▶ YOUR OBJECTIVE
Reproduce word for word everything in the forum post about delegation from "[Kevin Turner]" down to "present to the RP.".

▶ DOCUMENT PASSAGE
▶
What is delegation for? (was Re: Wrapping Up Proposals)

[Kevin Turner]

On Mon, 2006-10-02 at 22:52 -0700, Drummond Reed wrote:
> Although it's easy to dismiss the privacy issue, there *can* be use
> cases under which an end-user may not want to reveal to their IP the
> identifier they present to the RP.

The problem is, the mapping of RP-facing-identifier to
IdP-facing-identifier is specified in a world-readable document.  No,
the IdP doesn't know where that document is, but in the age of Google,
it's likely to be indexed somewhere anyway.  Given that, it's not only
possible to find that information, it's probably not even expensive to
do so.

Here are the disadvantages I see to this proposal:

1) Currently IdPs do not know if they are delegating or not, and they
have to answer the request either way.  But under the new system, IdPs
will be able to distinguish a delegated request, and can at that time
say "hi, this is a premium feature.  Please insert two tokens to
continue this transaction, or watch this infomercial."  They'd do this
because if you're using a delegated identifier, you're not wearing an
identifier that is pushing their brand in public.  That may actually
make the IdP market healthier, but it's a little more restrictive for
the user.
◀
▶ DATASET ENTRIES
▶
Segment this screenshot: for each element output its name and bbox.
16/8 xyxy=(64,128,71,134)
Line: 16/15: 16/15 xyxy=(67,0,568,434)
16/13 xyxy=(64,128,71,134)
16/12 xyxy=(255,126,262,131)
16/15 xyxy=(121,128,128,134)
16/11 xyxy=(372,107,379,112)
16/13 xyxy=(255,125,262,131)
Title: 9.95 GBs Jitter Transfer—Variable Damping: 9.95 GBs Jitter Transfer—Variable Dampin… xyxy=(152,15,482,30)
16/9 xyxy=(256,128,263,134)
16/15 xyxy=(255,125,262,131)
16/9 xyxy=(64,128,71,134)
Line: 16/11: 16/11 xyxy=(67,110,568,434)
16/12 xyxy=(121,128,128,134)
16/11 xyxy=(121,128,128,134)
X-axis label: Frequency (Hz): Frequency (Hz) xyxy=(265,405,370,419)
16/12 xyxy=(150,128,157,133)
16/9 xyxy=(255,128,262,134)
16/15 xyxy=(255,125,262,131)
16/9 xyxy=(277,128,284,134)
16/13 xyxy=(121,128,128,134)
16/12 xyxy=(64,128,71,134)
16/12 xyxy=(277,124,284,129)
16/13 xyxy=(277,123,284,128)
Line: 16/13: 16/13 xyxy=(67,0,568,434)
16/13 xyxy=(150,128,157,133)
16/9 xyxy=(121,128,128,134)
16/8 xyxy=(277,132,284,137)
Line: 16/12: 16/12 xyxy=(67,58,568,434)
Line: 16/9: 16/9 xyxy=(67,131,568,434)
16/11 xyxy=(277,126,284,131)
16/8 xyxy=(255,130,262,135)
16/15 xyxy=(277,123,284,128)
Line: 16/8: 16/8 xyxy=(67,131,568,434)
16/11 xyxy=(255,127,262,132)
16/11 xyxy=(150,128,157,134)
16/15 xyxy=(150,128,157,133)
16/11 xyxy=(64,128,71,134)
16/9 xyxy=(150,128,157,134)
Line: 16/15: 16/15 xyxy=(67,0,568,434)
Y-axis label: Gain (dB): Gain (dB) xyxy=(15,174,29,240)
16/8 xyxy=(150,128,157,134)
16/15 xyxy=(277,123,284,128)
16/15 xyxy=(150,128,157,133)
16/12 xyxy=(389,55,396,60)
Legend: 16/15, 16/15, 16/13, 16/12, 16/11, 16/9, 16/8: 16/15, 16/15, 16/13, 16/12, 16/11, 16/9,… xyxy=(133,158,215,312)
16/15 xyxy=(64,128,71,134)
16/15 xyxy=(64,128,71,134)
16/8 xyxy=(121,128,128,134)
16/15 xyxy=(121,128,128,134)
◀
▶ RESPONSE
[Kevin Turner]

On Mon, 2006-10-02 at 22:52 -0700, Drummond Reed wrote:
> Although it's easy to dismiss the privacy issue, there *can* be use
> cases under which an end-user may not want to reveal to their IP the
> identifier they present to the RP.